Stored data entries:

--- Begin ---

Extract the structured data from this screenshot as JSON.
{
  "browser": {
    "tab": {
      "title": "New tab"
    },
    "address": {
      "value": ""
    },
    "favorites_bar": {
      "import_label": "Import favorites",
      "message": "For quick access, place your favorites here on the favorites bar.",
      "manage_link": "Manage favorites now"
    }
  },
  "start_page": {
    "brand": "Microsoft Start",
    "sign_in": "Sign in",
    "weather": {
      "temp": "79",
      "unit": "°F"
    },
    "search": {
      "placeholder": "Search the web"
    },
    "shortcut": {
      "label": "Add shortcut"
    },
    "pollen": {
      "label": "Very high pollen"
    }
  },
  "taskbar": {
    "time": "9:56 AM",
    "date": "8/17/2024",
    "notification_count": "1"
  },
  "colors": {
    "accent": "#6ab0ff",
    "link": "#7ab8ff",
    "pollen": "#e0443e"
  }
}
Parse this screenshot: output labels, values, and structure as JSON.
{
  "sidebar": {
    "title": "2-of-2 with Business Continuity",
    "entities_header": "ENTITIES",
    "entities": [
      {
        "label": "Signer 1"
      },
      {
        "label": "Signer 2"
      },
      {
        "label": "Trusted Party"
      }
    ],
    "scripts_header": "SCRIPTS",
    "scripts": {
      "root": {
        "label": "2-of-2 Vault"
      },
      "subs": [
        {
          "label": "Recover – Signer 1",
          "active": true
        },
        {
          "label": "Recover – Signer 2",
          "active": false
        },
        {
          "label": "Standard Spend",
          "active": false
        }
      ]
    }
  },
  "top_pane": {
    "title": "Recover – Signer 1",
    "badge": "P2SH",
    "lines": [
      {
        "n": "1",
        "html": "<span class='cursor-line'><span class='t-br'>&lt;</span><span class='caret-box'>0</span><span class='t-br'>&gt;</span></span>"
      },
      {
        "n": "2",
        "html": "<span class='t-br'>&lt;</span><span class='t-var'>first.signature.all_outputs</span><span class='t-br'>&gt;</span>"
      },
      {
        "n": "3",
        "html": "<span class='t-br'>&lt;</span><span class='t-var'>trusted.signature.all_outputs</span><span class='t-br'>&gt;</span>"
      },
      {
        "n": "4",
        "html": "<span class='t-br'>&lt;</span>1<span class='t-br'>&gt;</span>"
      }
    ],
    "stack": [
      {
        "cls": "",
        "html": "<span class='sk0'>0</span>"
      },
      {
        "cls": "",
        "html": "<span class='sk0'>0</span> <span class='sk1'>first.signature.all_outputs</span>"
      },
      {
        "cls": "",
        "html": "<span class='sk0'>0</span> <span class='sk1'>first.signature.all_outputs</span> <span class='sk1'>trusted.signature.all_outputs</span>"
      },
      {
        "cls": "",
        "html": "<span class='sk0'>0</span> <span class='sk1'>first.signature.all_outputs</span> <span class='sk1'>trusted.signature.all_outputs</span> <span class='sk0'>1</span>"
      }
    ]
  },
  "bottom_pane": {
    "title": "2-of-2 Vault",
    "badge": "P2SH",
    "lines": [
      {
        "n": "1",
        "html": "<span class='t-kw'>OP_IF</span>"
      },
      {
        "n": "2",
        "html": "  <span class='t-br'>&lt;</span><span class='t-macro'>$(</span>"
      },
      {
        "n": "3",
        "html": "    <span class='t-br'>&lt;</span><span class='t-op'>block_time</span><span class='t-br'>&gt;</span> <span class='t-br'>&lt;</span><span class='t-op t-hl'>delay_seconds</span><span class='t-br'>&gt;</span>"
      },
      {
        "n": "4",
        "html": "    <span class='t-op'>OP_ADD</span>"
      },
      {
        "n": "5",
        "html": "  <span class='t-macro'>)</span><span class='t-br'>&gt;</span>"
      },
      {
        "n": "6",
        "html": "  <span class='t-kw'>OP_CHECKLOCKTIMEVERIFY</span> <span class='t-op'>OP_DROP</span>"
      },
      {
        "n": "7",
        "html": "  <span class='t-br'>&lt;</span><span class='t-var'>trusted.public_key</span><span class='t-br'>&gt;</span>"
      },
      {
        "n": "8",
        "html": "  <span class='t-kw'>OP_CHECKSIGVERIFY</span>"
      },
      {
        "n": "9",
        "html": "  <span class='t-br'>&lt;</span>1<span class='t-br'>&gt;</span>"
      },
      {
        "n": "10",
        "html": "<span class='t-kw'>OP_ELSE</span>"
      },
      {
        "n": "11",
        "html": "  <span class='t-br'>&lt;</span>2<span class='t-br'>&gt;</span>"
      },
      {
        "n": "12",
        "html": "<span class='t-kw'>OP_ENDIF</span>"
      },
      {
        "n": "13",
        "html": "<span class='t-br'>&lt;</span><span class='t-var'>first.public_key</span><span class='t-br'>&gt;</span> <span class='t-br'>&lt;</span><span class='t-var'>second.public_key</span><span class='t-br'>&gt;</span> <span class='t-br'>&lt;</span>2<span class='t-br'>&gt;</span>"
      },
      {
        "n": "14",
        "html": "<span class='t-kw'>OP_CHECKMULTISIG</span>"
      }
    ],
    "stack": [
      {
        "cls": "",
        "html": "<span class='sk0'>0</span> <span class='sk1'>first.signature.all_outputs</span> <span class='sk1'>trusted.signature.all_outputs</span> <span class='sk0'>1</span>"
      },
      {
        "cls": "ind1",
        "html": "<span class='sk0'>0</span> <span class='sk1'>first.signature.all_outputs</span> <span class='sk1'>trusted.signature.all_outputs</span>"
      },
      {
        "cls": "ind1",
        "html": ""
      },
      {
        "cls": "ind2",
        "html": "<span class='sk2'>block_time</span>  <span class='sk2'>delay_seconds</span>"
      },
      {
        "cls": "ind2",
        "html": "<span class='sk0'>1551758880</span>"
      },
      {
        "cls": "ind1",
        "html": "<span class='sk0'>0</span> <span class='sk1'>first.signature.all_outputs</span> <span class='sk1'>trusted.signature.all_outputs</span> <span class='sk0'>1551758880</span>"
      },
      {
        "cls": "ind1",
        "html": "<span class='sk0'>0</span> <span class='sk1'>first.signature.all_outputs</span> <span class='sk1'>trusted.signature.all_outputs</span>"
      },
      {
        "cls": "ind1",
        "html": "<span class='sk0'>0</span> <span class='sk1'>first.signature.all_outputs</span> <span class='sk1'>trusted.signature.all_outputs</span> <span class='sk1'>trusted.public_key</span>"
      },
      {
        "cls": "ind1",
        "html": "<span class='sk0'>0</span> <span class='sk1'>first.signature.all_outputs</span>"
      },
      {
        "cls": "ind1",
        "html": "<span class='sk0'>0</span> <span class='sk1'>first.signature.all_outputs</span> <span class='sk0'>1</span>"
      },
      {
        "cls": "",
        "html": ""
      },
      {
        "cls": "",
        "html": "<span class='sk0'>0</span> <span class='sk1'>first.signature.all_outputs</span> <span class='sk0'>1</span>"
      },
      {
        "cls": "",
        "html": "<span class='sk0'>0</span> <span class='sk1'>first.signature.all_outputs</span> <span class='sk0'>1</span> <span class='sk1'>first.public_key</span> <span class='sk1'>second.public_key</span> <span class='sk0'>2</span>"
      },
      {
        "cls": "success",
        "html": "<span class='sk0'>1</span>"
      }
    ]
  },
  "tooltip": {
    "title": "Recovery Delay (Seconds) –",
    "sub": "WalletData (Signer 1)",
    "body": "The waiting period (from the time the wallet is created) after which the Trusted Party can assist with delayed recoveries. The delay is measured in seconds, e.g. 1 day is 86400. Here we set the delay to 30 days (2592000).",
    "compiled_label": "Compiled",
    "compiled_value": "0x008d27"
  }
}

--- End ---

§ Problem to work on
Pull out the lines above in which the word "pollen" appears.

§ Response to the task
    "pollen": {
      "label": "Very high pollen"
    "pollen": "#e0443e"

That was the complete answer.